● Exercise
Repeat each line exactly, leaving nothing out.

● Exercise input

- - -

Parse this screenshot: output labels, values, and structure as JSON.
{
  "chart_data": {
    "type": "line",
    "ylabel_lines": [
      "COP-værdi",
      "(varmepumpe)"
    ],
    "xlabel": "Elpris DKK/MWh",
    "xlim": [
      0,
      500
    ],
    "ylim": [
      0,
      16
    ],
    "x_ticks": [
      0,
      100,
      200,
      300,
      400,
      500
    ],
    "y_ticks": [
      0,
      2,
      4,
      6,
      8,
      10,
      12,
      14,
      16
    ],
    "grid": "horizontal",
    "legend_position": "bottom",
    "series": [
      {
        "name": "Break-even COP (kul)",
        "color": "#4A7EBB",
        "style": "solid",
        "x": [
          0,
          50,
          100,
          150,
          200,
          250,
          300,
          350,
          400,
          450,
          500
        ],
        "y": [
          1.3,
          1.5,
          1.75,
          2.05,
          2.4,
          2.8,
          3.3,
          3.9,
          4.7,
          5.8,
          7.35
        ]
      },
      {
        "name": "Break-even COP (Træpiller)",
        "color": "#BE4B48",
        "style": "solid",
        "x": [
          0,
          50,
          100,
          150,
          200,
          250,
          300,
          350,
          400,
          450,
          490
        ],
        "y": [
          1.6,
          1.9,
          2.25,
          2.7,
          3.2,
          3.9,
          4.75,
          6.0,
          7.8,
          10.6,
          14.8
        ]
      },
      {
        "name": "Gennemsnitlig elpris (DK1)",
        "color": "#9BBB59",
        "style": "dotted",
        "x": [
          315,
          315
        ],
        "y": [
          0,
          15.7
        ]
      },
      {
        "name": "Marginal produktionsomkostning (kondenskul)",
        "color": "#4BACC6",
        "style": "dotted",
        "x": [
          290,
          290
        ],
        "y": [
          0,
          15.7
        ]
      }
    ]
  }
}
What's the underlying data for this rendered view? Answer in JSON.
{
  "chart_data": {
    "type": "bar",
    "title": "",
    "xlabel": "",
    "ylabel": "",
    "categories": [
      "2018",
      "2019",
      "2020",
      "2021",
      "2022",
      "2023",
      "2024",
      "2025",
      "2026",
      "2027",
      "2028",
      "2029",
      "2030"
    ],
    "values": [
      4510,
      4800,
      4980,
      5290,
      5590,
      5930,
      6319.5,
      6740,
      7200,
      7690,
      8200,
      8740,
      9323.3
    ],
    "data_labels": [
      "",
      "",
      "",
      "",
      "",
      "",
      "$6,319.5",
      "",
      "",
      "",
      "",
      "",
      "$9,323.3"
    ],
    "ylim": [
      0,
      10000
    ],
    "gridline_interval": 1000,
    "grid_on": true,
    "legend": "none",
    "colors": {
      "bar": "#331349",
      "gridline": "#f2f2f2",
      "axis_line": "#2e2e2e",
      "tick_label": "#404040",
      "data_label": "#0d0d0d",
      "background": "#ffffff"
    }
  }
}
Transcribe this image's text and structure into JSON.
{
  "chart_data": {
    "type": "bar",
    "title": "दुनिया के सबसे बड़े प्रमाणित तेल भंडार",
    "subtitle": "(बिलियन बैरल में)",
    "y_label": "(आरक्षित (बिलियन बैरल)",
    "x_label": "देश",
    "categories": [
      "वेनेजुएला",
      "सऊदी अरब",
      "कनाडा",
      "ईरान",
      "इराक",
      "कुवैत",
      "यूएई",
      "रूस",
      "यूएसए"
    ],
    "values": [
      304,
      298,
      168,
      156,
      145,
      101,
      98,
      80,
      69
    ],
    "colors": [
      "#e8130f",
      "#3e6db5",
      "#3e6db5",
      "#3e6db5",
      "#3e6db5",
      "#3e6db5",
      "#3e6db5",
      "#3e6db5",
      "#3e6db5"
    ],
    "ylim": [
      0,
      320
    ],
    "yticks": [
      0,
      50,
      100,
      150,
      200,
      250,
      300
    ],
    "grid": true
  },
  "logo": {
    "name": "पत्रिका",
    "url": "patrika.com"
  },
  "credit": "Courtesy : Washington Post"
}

- - -

● Finished task
Parse this screenshot: output labels, values, and structure as JSON.
{
  "chart_data": {
    "type": "line",
    "ylabel_lines": [
      "COP-værdi",
      "(varmepumpe)"
    ],
    "xlabel": "Elpris DKK/MWh",
    "xlim": [
      0,
      500
    ],
    "ylim": [
      0,
      16
    ],
    "x_ticks": [
      0,
      100,
      200,
      300,
      400,
      500
    ],
    "y_ticks": [
      0,
      2,
      4,
      6,
      8,
      10,
      12,
      14,
      16
    ],
    "grid": "horizontal",
    "legend_position": "bottom",
    "series": [
      {
        "name": "Break-even COP (kul)",
        "color": "#4A7EBB",
        "style": "solid",
        "x": [
          0,
          50,
          100,
          150,
          200,
          250,
          300,
          350,
          400,
          450,
          500
        ],
        "y": [
          1.3,
          1.5,
          1.75,
          2.05,
          2.4,
          2.8,
          3.3,
          3.9,
          4.7,
          5.8,
          7.35
        ]
      },
      {
        "name": "Break-even COP (Træpiller)",
        "color": "#BE4B48",
        "style": "solid",
        "x": [
          0,
          50,
          100,
          150,
          200,
          250,
          300,
          350,
          400,
          450,
          490
        ],
        "y": [
          1.6,
          1.9,
          2.25,
          2.7,
          3.2,
          3.9,
          4.75,
          6.0,
          7.8,
          10.6,
          14.8
        ]
      },
      {
        "name": "Gennemsnitlig elpris (DK1)",
        "color": "#9BBB59",
        "style": "dotted",
        "x": [
          315,
          315
        ],
        "y": [
          0,
          15.7
        ]
      },
      {
        "name": "Marginal produktionsomkostning (kondenskul)",
        "color": "#4BACC6",
        "style": "dotted",
        "x": [
          290,
          290
        ],
        "y": [
          0,
          15.7
        ]
      }
    ]
  }
}
What's the underlying data for this rendered view? Answer in JSON.
{
  "chart_data": {
    "type": "bar",
    "title": "",
    "xlabel": "",
    "ylabel": "",
    "categories": [
      "2018",
      "2019",
      "2020",
      "2021",
      "2022",
      "2023",
      "2024",
      "2025",
      "2026",
      "2027",
      "2028",
      "2029",
      "2030"
    ],
    "values": [
      4510,
      4800,
      4980,
      5290,
      5590,
      5930,
      6319.5,
      6740,
      7200,
      7690,
      8200,
      8740,
      9323.3
    ],
    "data_labels": [
      "",
      "",
      "",
      "",
      "",
      "",
      "$6,319.5",
      "",
      "",
      "",
      "",
      "",
      "$9,323.3"
    ],
    "ylim": [
      0,
      10000
    ],
    "gridline_interval": 1000,
    "grid_on": true,
    "legend": "none",
    "colors": {
      "bar": "#331349",
      "gridline": "#f2f2f2",
      "axis_line": "#2e2e2e",
      "tick_label": "#404040",
      "data_label": "#0d0d0d",
      "background": "#ffffff"
    }
  }
}
Transcribe this image's text and structure into JSON.
{
  "chart_data": {
    "type": "bar",
    "title": "दुनिया के सबसे बड़े प्रमाणित तेल भंडार",
    "subtitle": "(बिलियन बैरल में)",
    "y_label": "(आरक्षित (बिलियन बैरल)",
    "x_label": "देश",
    "categories": [
      "वेनेजुएला",
      "सऊदी अरब",
      "कनाडा",
      "ईरान",
      "इराक",
      "कुवैत",
      "यूएई",
      "रूस",
      "यूएसए"
    ],
    "values": [
      304,
      298,
      168,
      156,
      145,
      101,
      98,
      80,
      69
    ],
    "colors": [
      "#e8130f",
      "#3e6db5",
      "#3e6db5",
      "#3e6db5",
      "#3e6db5",
      "#3e6db5",
      "#3e6db5",
      "#3e6db5",
      "#3e6db5"
    ],
    "ylim": [
      0,
      320
    ],
    "yticks": [
      0,
      50,
      100,
      150,
      200,
      250,
      300
    ],
    "grid": true
  },
  "logo": {
    "name": "पत्रिका",
    "url": "patrika.com"
  },
  "credit": "Courtesy : Washington Post"
}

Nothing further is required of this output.